[Extracted records]
----

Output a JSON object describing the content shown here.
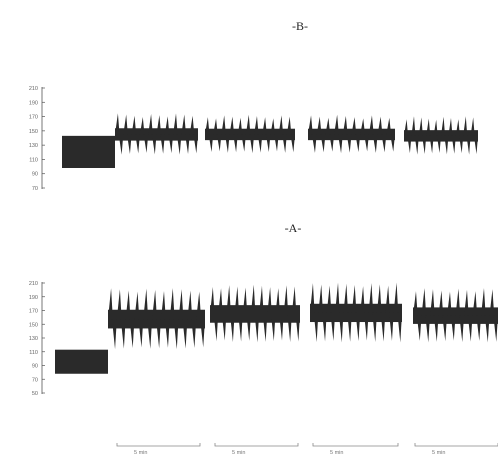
{
  "figure": {
    "panel_b_label": "-B-",
    "panel_a_label": "-A-",
    "scale_bar_label": "5 min",
    "scale_bar_count": 4,
    "trace_color": "#2a2a2a"
  },
  "chart_data": [
    {
      "type": "line",
      "panel": "B",
      "title": "-B-",
      "y_ticks": [
        210,
        190,
        170,
        150,
        130,
        110,
        90,
        70
      ],
      "ylim": [
        70,
        210
      ],
      "baseline": {
        "low": 98,
        "high": 143
      },
      "segments": [
        {
          "cycles": 10,
          "low": 118,
          "high": 172
        },
        {
          "cycles": 11,
          "low": 120,
          "high": 170
        },
        {
          "cycles": 10,
          "low": 120,
          "high": 170
        },
        {
          "cycles": 10,
          "low": 118,
          "high": 168
        }
      ],
      "grid": false
    },
    {
      "type": "line",
      "panel": "A",
      "title": "-A-",
      "y_ticks": [
        210,
        190,
        170,
        150,
        130,
        110,
        90,
        70,
        50
      ],
      "ylim": [
        50,
        210
      ],
      "baseline": {
        "low": 78,
        "high": 113
      },
      "segments": [
        {
          "cycles": 11,
          "low": 115,
          "high": 200
        },
        {
          "cycles": 11,
          "low": 125,
          "high": 205
        },
        {
          "cycles": 11,
          "low": 125,
          "high": 208
        },
        {
          "cycles": 10,
          "low": 125,
          "high": 200
        }
      ],
      "grid": false
    }
  ]
}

----

→ **The problem**:
Copy every line of the data exactly as written, excluding the pictures.

→ **Solution for this exercise**:
Output a JSON object describing the content shown here.
{
  "figure": {
    "panel_b_label": "-B-",
    "panel_a_label": "-A-",
    "scale_bar_label": "5 min",
    "scale_bar_count": 4,
    "trace_color": "#2a2a2a"
  },
  "chart_data": [
    {
      "type": "line",
      "panel": "B",
      "title": "-B-",
      "y_ticks": [
        210,
        190,
        170,
        150,
        130,
        110,
        90,
        70
      ],
      "ylim": [
        70,
        210
      ],
      "baseline": {
        "low": 98,
        "high": 143
      },
      "segments": [
        {
          "cycles": 10,
          "low": 118,
          "high": 172
        },
        {
          "cycles": 11,
          "low": 120,
          "high": 170
        },
        {
          "cycles": 10,
          "low": 120,
          "high": 170
        },
        {
          "cycles": 10,
          "low": 118,
          "high": 168
        }
      ],
      "grid": false
    },
    {
      "type": "line",
      "panel": "A",
      "title": "-A-",
      "y_ticks": [
        210,
        190,
        170,
        150,
        130,
        110,
        90,
        70,
        50
      ],
      "ylim": [
        50,
        210
      ],
      "baseline": {
        "low": 78,
        "high": 113
      },
      "segments": [
        {
          "cycles": 11,
          "low": 115,
          "high": 200
        },
        {
          "cycles": 11,
          "low": 125,
          "high": 205
        },
        {
          "cycles": 11,
          "low": 125,
          "high": 208
        },
        {
          "cycles": 10,
          "low": 125,
          "high": 200
        }
      ],
      "grid": false
    }
  ]
}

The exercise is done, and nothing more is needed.